What is asked ::
Identify the lines holding "была" and copy them.

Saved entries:
★ ★ ★ ★ ★ ★ ★

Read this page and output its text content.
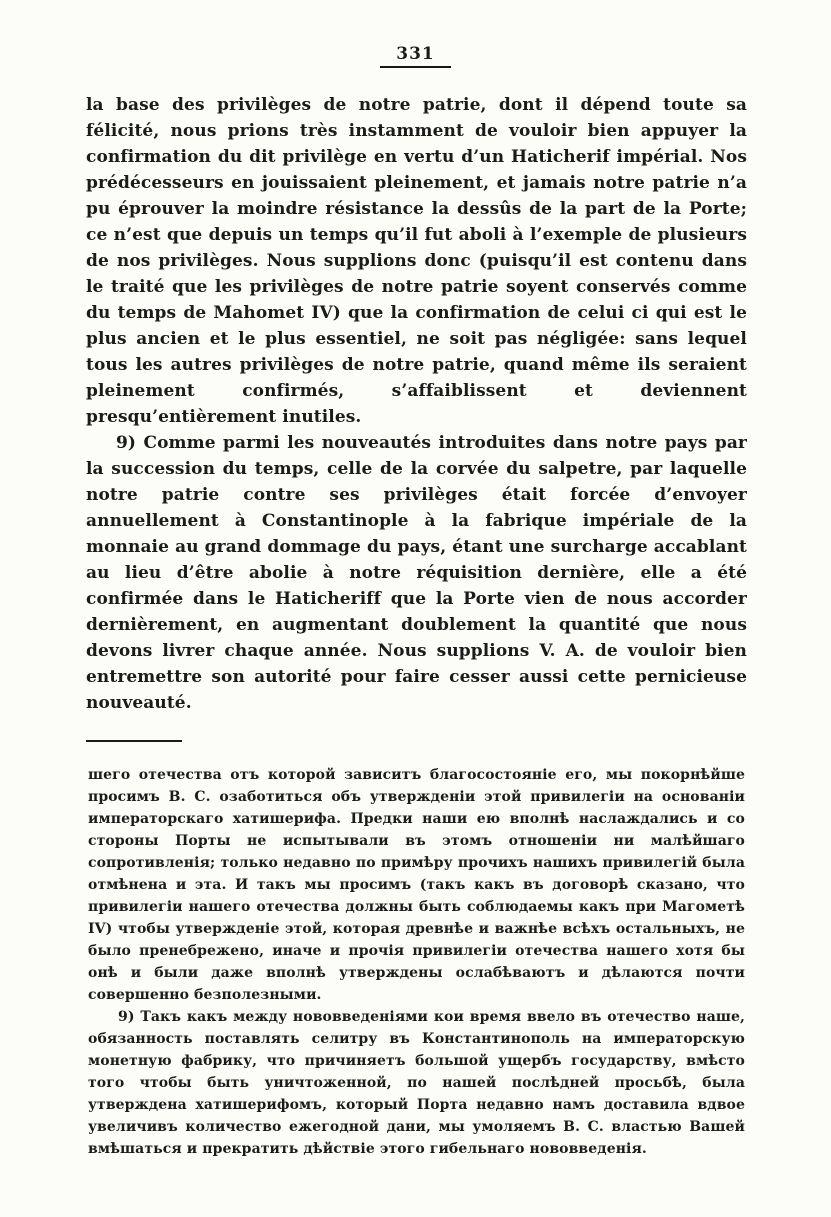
331

la base des privilèges de notre patrie, dont il dépend toute sa félicité, nous prions très instamment de vouloir bien appuyer la confirmation du dit privilège en vertu d’un Haticherif impérial. Nos prédécesseurs en jouissaient pleinement, et jamais notre patrie n’a pu éprouver la moindre résistance la dessûs de la part de la Porte; ce n’est que depuis un temps qu’il fut aboli à l’exemple de plusieurs de nos privilèges. Nous supplions donc (puisqu’il est contenu dans le traité que les privilèges de notre patrie soyent conservés comme du temps de Mahomet IV) que la confirmation de celui ci qui est le plus ancien et le plus essentiel, ne soit pas négligée: sans lequel tous les autres privilèges de notre patrie, quand même ils seraient pleinement confirmés, s’affaiblissent et deviennent presqu’entièrement inutiles.

9) Comme parmi les nouveautés introduites dans notre pays par la succession du temps, celle de la corvée du salpetre, par laquelle notre patrie contre ses privilèges était forcée d’envoyer annuellement à Constantinople à la fabrique impériale de la monnaie au grand dommage du pays, étant une surcharge accablant au lieu d’être abolie à notre réquisition dernière, elle a été confirmée dans le Haticheriff que la Porte vien de nous accorder dernièrement, en augmentant doublement la quantité que nous devons livrer chaque année. Nous supplions V. A. de vouloir bien entremettre son autorité pour faire cesser aussi cette pernicieuse nouveauté.

шего отечества отъ которой зависитъ благосостояніе его, мы покорнѣйше просимъ В. С. озаботиться объ утвержденіи этой привилегіи на основаніи императорскаго хатишерифа. Предки наши ею вполнѣ наслаждались и со стороны Порты не испытывали въ этомъ отношеніи ни малѣйшаго сопротивленія; только недавно по примѣру прочихъ нашихъ привилегій была отмѣнена и эта. И такъ мы просимъ (такъ какъ въ договорѣ сказано, что привилегіи нашего отечества должны быть соблюдаемы какъ при Магометѣ IV) чтобы утвержденіе этой, которая древнѣе и важнѣе всѣхъ остальныхъ, не было пренебрежено, иначе и прочія привилегіи отечества нашего хотя бы онѣ и были даже вполнѣ утверждены ослабѣваютъ и дѣлаются почти совершенно безполезными.

9) Такъ какъ между нововведеніями кои время ввело въ отечество наше, обязанность поставлять селитру въ Константинополь на императорскую монетную фабрику, что причиняетъ большой ущербъ государству, вмѣсто того чтобы быть уничтоженной, по нашей послѣдней просьбѣ, была утверждена хатишерифомъ, который Порта недавно намъ доставила вдвое увеличивъ количество ежегодной дани, мы умоляемъ В. С. властью Вашей вмѣшаться и прекратить дѣйствіе этого гибельнаго нововведенія.
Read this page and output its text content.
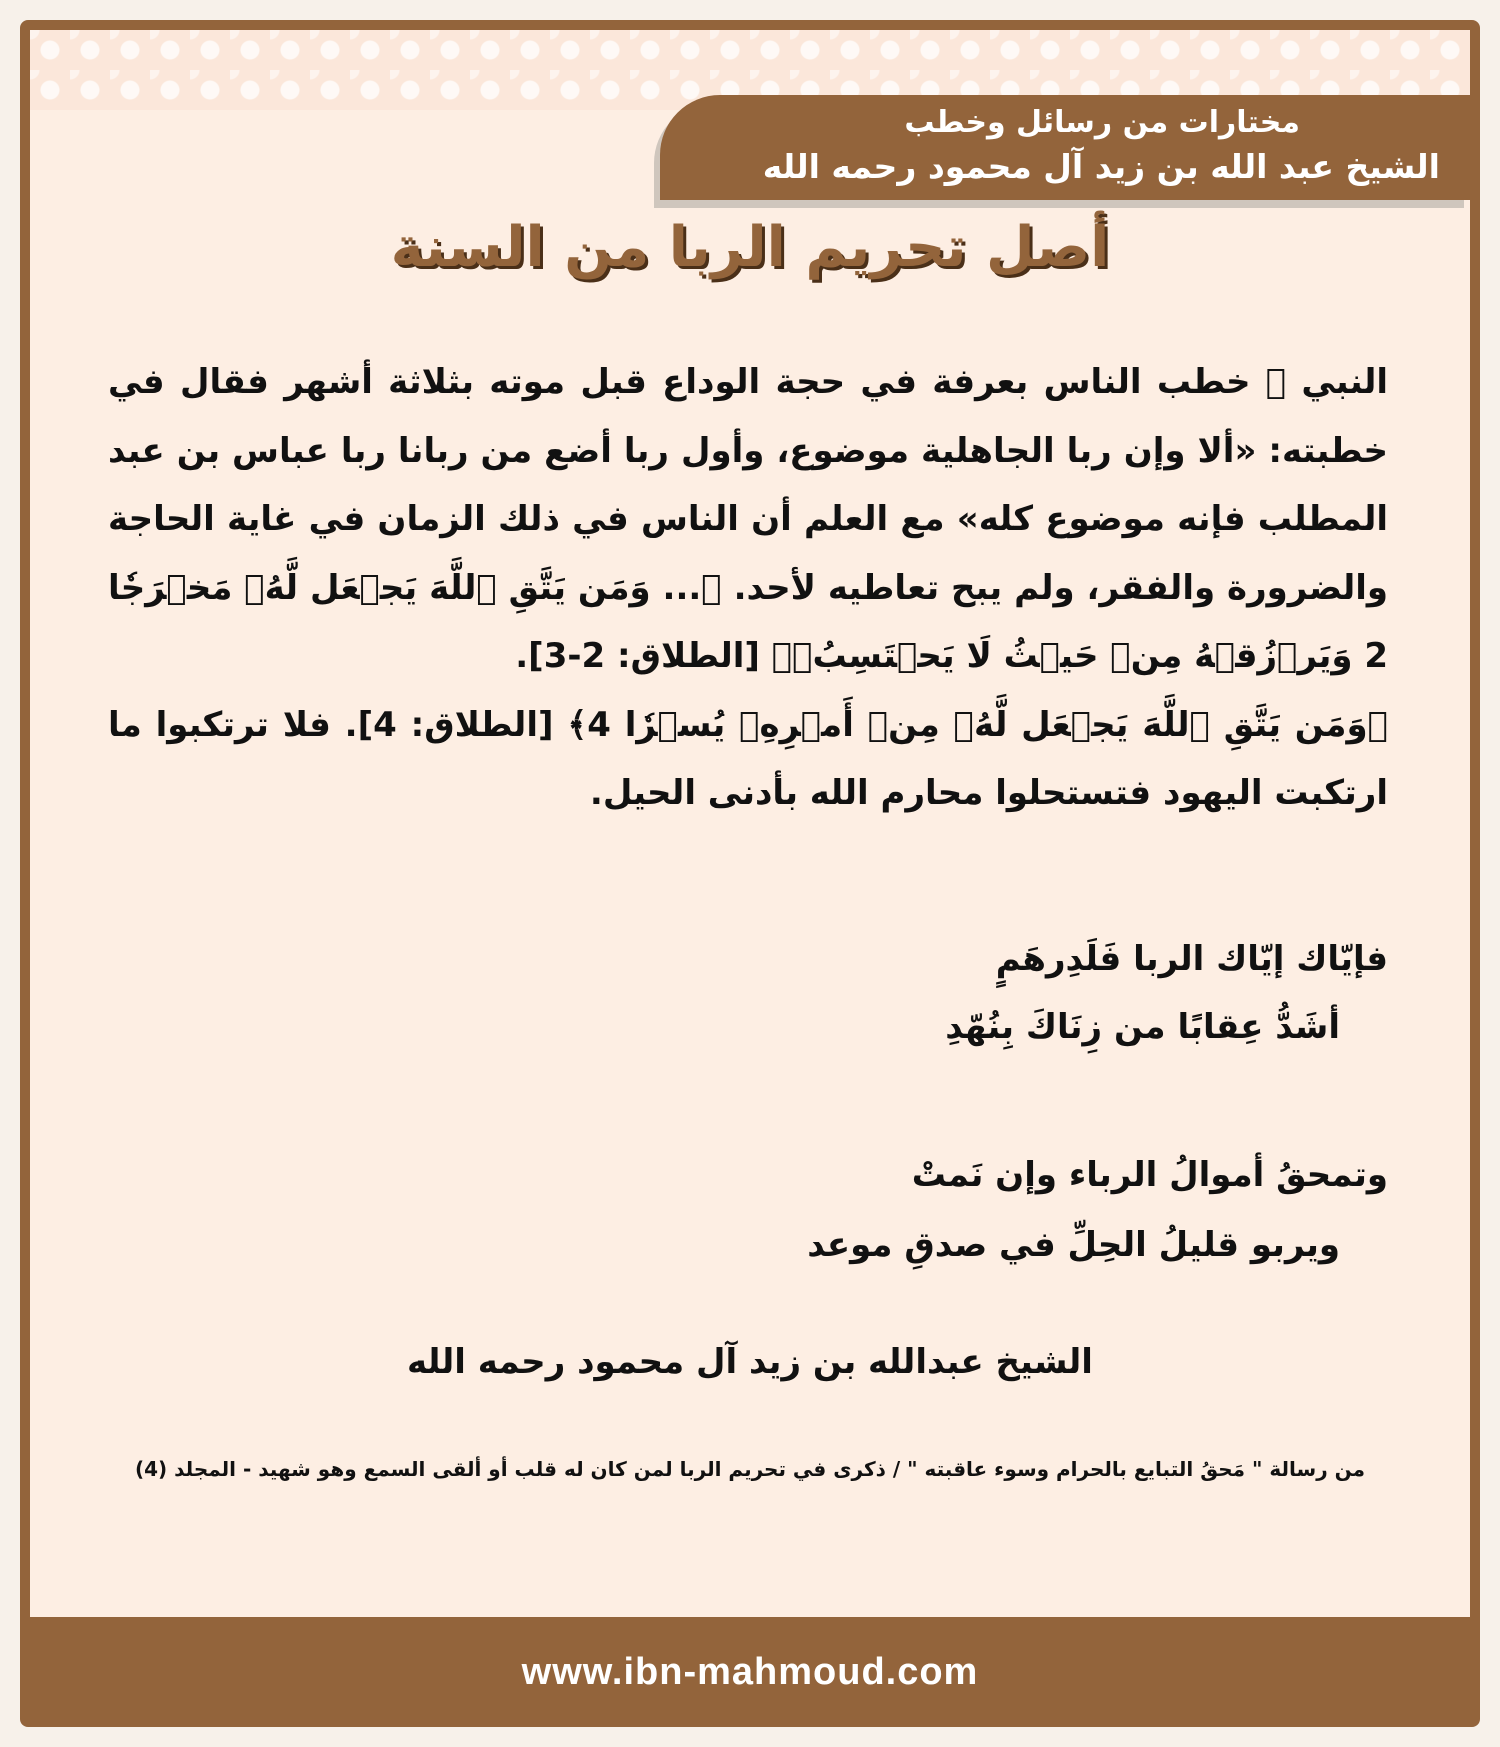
مختارات من رسائل وخطب
الشيخ عبد الله بن زيد آل محمود رحمه الله
أصل تحريم الربا من السنة

النبي ﷺ خطب الناس بعرفة في حجة الوداع قبل موته بثلاثة أشهر فقال في خطبته: «ألا وإن ربا الجاهلية موضوع، وأول ربا أضع من ربانا ربا عباس بن عبد المطلب فإنه موضوع كله» مع العلم أن الناس في ذلك الزمان في غاية الحاجة والضرورة والفقر، ولم يبح تعاطيه لأحد. ﴿... وَمَن يَتَّقِ ٱللَّهَ يَجۡعَل لَّهُۥ مَخۡرَجٗا 2 وَيَرۡزُقۡهُ مِنۡ حَيۡثُ لَا يَحۡتَسِبُۚ﴾ [الطلاق: 2-3].

﴿وَمَن يَتَّقِ ٱللَّهَ يَجۡعَل لَّهُۥ مِنۡ أَمۡرِهِۦ يُسۡرٗا 4﴾ [الطلاق: 4]. فلا ترتكبوا ما ارتكبت اليهود فتستحلوا محارم الله بأدنى الحيل.

فإيّاك إيّاك الربا فَلَدِرهَمٍ
أشَدُّ عِقابًا من زِنَاكَ بِنُهّدِ
وتمحقُ أموالُ الرباء وإن نَمتْ
ويربو قليلُ الحِلِّ في صدقِ موعد
الشيخ عبدالله بن زيد آل محمود رحمه الله
من رسالة " مَحقُ التبايع بالحرام وسوء عاقبته " / ذكرى في تحريم الربا لمن كان له قلب أو ألقى السمع وهو شهيد - المجلد (4)
www.ibn-mahmoud.com
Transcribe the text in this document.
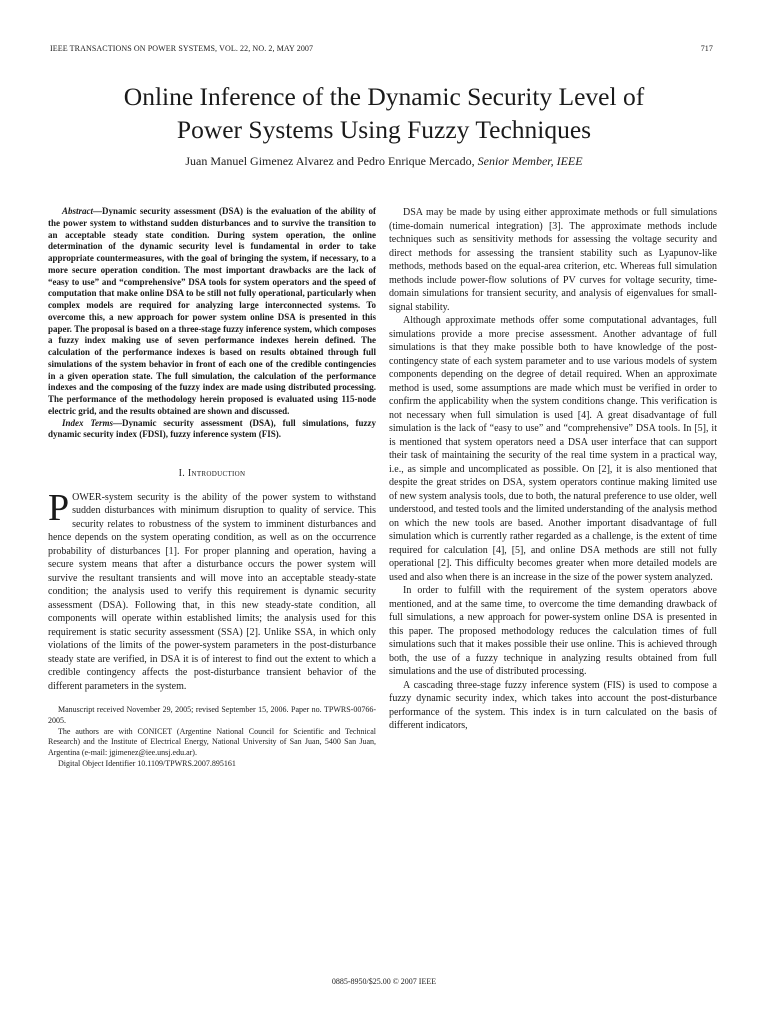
IEEE TRANSACTIONS ON POWER SYSTEMS, VOL. 22, NO. 2, MAY 2007	717
Online Inference of the Dynamic Security Level of
Power Systems Using Fuzzy Techniques
Juan Manuel Gimenez Alvarez and Pedro Enrique Mercado, Senior Member, IEEE

Abstract—Dynamic security assessment (DSA) is the evaluation of the ability of the power system to withstand sudden disturbances and to survive the transition to an acceptable steady state condition. During system operation, the online determination of the dynamic security level is fundamental in order to take appropriate countermeasures, with the goal of bringing the system, if necessary, to a more secure operation condition. The most important drawbacks are the lack of “easy to use” and “comprehensive” DSA tools for system operators and the speed of computation that make online DSA to be still not fully operational, particularly when complex models are required for analyzing large interconnected systems. To overcome this, a new approach for power system online DSA is presented in this paper. The proposal is based on a three-stage fuzzy inference system, which composes a fuzzy index making use of seven performance indexes herein defined. The calculation of the performance indexes is based on results obtained through full simulations of the system behavior in front of each one of the credible contingencies in a given operation state. The full simulation, the calculation of the performance indexes and the composing of the fuzzy index are made using distributed processing. The performance of the methodology herein proposed is evaluated using 115-node electric grid, and the results obtained are shown and discussed.

Index Terms—Dynamic security assessment (DSA), full simulations, fuzzy dynamic security index (FDSI), fuzzy inference system (FIS).

I. Introduction

POWER-system security is the ability of the power system to withstand sudden disturbances with minimum disruption to quality of service. This security relates to robustness of the system to imminent disturbances and hence depends on the system operating condition, as well as on the occurrence probability of disturbances [1]. For proper planning and operation, having a secure system means that after a disturbance occurs the power system will survive the resultant transients and will move into an acceptable steady-state condition; the analysis used to verify this requirement is dynamic security assessment (DSA). Following that, in this new steady-state condition, all components will operate within established limits; the analysis used for this requirement is static security assessment (SSA) [2]. Unlike SSA, in which only violations of the limits of the power-system parameters in the post-disturbance steady state are verified, in DSA it is of interest to find out the extent to which a credible contingency affects the post-disturbance transient behavior of the different parameters in the system.

Manuscript received November 29, 2005; revised September 15, 2006. Paper no. TPWRS-00766-2005.

The authors are with CONICET (Argentine National Council for Scientific and Technical Research) and the Institute of Electrical Energy, National University of San Juan, 5400 San Juan, Argentina (e-mail: jgimenez@iee.unsj.edu.ar).

Digital Object Identifier 10.1109/TPWRS.2007.895161

DSA may be made by using either approximate methods or full simulations (time-domain numerical integration) [3]. The approximate methods include techniques such as sensitivity methods for assessing the voltage security and direct methods for assessing the transient stability such as Lyapunov-like methods, methods based on the equal-area criterion, etc. Whereas full simulation methods include power-flow solutions of PV curves for voltage security, time-domain simulations for transient security, and analysis of eigenvalues for small-signal stability.

Although approximate methods offer some computational advantages, full simulations provide a more precise assessment. Another advantage of full simulations is that they make possible both to have knowledge of the post-contingency state of each system parameter and to use various models of system components depending on the degree of detail required. When an approximate method is used, some assumptions are made which must be verified in order to confirm the applicability when the system conditions change. This verification is not necessary when full simulation is used [4]. A great disadvantage of full simulation is the lack of “easy to use” and “comprehensive” DSA tools. In [5], it is mentioned that system operators need a DSA user interface that can support their task of maintaining the security of the real time system in a practical way, i.e., as simple and uncomplicated as possible. On [2], it is also mentioned that despite the great strides on DSA, system operators continue making limited use of new system analysis tools, due to both, the natural preference to use older, well understood, and tested tools and the limited understanding of the analysis method on which the new tools are based. Another important disadvantage of full simulation which is currently rather regarded as a challenge, is the extent of time required for calculation [4], [5], and online DSA methods are still not fully operational [2]. This difficulty becomes greater when more detailed models are used and also when there is an increase in the size of the power system analyzed.

In order to fulfill with the requirement of the system operators above mentioned, and at the same time, to overcome the time demanding drawback of full simulations, a new approach for power-system online DSA is presented in this paper. The proposed methodology reduces the calculation times of full simulations such that it makes possible their use online. This is achieved through both, the use of a fuzzy technique in analyzing results obtained from full simulations and the use of distributed processing.

A cascading three-stage fuzzy inference system (FIS) is used to compose a fuzzy dynamic security index, which takes into account the post-disturbance performance of the system. This index is in turn calculated on the basis of different indicators,

0885-8950/$25.00 © 2007 IEEE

★ ★ ★ ★ ★ ★ ★

Answer for the task ::
шего отечества отъ которой зависитъ благосостояніе его, мы покорнѣйше просимъ В. С. озаботиться объ утвержденіи этой привилегіи на основаніи императорскаго хатишерифа. Предки наши ею вполнѣ наслаждались и со стороны Порты не испытывали въ этомъ отношеніи ни малѣйшаго сопротивленія; только недавно по примѣру прочихъ нашихъ привилегій была отмѣнена и эта. И такъ мы просимъ (такъ какъ въ договорѣ сказано, что привилегіи нашего отечества должны быть соблюдаемы какъ при Магометѣ IV) чтобы утвержденіе этой, которая древнѣе и важнѣе всѣхъ остальныхъ, не было пренебрежено, иначе и прочія привилегіи отечества нашего хотя бы онѣ и были даже вполнѣ утверждены ослабѣваютъ и дѣлаются почти совершенно безполезными.
9) Такъ какъ между нововведеніями кои время ввело въ отечество наше, обязанность поставлять селитру въ Константинополь на императорскую монетную фабрику, что причиняетъ большой ущербъ государству, вмѣсто того чтобы быть уничтоженной, по нашей послѣдней просьбѣ, была утверждена хатишерифомъ, который Порта недавно намъ доставила вдвое увеличивъ количество ежегодной дани, мы умоляемъ В. С. властью Вашей вмѣшаться и прекратить дѣйствіе этого гибельнаго нововведенія.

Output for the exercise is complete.